PS: Oh, I see why this needed clarification, since it was originally about making it permanent starting in 2023. Anyway, moot now, since no law was passed at all!

Sounds like the bill is still kinda stalled, but has supporters. I'm guessing this isn't going to happen (but not confidently enough to be No at 0.5%).

https://thehill.com/homenews/nexstar_media_wire/4291107-daylight-saving-time-2023-why-attempts-to-make-observation-permanent-failed/

bought Ṁ15 YES from 0.5% to 0.8%
predictedNO

@dreev please resolve :)

predictedNO

@JonasVollmer

If a bill making DST permanent is signed into law in by December 31st, 2023 at midnight eastern time then this resolves YES. It doesn't matter what actually happens after that.

predictedNO

@Radicalia ah, got it, I got confused by the close date

predictedYES

Related

predictedNO

The prior on the US government getting anything done is really low. Base rates

predictedNO

@dreev How does this resolve if some states keep DST? The bill recently reintroduced in the Senate includes an exemption for Alaska and Hawaii. https://www.reuters.com/world/us/us-senators-reintroduce-bill-make-daylight-saving-time-permanent-2023-03-02/

predictedNO

@mvdm oh wait disregard this, Alaska and Hawaii don’t have DST, the exemption would just keep them on standard time rather than switching to +1 time.

predictedNO

Why is the close date 12/1?

predictedNO

@NicoDelon Updated! I think I must've assumed this would've been decided one way or another by now. Clearly it hasn't been!

This article makes it sound like the bill has lost needed momentum: https://thehill.com/homenews/house/3571007-permanent-daylight-saving-time-hits-brick-wall-in-house/

Related question on California specifically (which still resolves “Yes” if it happens at the national level): https://manifold.markets/Kronopath/will-california-abolish-daylight-sa
Is love to see this pass, but... Doesn't this require updating most operating systems in the world? Including your little router at home for which the admin password has long been lost? I'd expect more than a few months notice for such an important decision.
predictedYES
@Sjlver Not really, no. There's basically a master list of all the complicated time zone shenanigans, of which DST is a subset, to which all (competently written) programs refer. Phasing DST out would just prompt a change to the list, and in theory most of the world's code needn't change.

◆ **What to work on**
(1) Return, unchanged, the stretch of the comment thread on permanent daylight saving time from "This article makes" through "an important decision.".
(2) In the comment thread on permanent daylight saving time, why does the reply to @Sjlver hold that phasing out DST would not require changes to most of the world's code? Answer in one to three sentences.

◆ **Data entries**
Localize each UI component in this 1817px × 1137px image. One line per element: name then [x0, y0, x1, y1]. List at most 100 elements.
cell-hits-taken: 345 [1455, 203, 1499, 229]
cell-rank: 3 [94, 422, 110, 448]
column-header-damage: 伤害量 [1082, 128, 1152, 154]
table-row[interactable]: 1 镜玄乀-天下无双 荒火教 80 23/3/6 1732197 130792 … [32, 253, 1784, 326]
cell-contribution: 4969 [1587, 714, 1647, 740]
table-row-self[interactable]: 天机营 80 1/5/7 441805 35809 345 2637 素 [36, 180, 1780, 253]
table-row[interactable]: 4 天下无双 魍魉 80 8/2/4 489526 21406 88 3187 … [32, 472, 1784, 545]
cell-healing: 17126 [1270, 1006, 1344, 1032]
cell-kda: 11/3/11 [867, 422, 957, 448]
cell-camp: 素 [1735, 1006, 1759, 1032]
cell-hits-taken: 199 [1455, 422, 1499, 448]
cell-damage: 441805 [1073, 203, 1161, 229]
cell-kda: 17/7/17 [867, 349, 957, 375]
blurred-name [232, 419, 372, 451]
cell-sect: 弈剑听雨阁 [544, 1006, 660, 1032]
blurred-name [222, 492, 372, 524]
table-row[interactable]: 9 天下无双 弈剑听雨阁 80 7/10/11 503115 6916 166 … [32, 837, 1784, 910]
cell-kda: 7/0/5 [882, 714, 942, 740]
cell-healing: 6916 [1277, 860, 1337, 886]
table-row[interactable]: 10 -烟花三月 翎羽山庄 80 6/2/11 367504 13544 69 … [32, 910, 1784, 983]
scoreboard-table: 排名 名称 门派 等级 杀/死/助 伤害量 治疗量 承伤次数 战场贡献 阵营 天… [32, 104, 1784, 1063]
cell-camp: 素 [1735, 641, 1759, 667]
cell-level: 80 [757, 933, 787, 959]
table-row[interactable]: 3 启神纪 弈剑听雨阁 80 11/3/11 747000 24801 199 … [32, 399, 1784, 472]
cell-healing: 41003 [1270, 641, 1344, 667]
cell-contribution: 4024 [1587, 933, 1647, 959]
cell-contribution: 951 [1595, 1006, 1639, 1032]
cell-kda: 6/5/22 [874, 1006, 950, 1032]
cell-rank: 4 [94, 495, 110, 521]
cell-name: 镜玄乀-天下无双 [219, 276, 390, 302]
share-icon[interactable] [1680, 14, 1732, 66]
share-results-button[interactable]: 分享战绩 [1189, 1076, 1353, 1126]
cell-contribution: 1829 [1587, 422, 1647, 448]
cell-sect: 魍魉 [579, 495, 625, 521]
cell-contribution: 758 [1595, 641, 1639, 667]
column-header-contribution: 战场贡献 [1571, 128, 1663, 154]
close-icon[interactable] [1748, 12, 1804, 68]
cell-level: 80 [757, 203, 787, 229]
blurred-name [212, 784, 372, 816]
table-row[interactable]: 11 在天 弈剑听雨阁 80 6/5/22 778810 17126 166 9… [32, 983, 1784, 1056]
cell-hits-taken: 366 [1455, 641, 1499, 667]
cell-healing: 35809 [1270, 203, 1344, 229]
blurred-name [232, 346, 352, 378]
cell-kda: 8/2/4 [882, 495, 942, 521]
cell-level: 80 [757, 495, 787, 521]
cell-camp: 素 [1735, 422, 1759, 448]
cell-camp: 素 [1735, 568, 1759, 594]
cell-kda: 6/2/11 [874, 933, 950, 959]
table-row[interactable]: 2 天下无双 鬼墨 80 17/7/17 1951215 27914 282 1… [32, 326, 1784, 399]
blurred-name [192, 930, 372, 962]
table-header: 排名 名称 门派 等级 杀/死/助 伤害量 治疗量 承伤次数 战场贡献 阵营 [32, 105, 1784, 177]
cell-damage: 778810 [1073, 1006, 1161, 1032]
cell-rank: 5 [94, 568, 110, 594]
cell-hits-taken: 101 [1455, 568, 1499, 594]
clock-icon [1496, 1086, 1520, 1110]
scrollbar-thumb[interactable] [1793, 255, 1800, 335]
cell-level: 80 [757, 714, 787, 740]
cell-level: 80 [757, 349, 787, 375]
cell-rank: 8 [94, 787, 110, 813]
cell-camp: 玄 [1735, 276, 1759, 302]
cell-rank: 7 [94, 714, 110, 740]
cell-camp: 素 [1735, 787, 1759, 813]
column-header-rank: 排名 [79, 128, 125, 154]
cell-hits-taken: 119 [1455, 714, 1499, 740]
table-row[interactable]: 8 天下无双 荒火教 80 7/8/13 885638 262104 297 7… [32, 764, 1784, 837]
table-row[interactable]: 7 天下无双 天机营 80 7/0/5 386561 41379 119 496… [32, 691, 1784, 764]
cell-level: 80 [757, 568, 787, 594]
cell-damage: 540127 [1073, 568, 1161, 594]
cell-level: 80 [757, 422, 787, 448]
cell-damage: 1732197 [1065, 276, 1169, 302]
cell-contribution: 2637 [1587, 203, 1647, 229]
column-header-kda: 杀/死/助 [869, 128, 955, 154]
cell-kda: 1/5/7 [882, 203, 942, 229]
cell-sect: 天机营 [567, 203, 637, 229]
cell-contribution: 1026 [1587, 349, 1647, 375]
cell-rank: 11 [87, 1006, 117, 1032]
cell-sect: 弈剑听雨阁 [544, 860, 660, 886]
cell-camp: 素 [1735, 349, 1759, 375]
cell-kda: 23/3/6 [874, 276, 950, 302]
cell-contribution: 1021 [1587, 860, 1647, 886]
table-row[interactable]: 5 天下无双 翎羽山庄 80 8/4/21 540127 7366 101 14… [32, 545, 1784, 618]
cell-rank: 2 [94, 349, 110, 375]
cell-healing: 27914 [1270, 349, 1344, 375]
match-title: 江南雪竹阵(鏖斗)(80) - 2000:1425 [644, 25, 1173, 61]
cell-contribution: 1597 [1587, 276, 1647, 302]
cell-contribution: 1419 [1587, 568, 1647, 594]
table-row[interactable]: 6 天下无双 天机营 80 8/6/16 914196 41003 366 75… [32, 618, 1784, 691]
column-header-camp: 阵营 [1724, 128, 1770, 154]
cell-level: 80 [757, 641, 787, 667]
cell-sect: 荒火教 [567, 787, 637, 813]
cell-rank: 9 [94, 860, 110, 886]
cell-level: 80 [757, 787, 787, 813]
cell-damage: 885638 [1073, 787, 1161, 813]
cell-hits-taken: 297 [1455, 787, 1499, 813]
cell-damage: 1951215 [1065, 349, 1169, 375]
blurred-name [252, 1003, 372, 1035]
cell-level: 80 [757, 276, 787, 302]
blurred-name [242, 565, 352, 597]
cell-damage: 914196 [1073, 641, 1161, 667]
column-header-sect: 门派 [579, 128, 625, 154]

◆ **Answers for each item**
(1)
This article makes it sound like the bill has lost needed momentum: https://thehill.com/homenews/house/3571007-permanent-daylight-saving-time-hits-brick-wall-in-house/

Related question on California specifically (which still resolves “Yes” if it happens at the national level): https://manifold.markets/Kronopath/will-california-abolish-daylight-sa
Is love to see this pass, but... Doesn't this require updating most operating systems in the world? Including your little router at home for which the admin password has long been lost? I'd expect more than a few months notice for such an important decision.

(2) According to the reply, there is essentially a master list of all the complicated time zone rules, of which DST is a subset, and all competently written programs refer to that list. Phasing out DST would therefore only prompt a change to the list, so in theory most of the world's code would not need to change.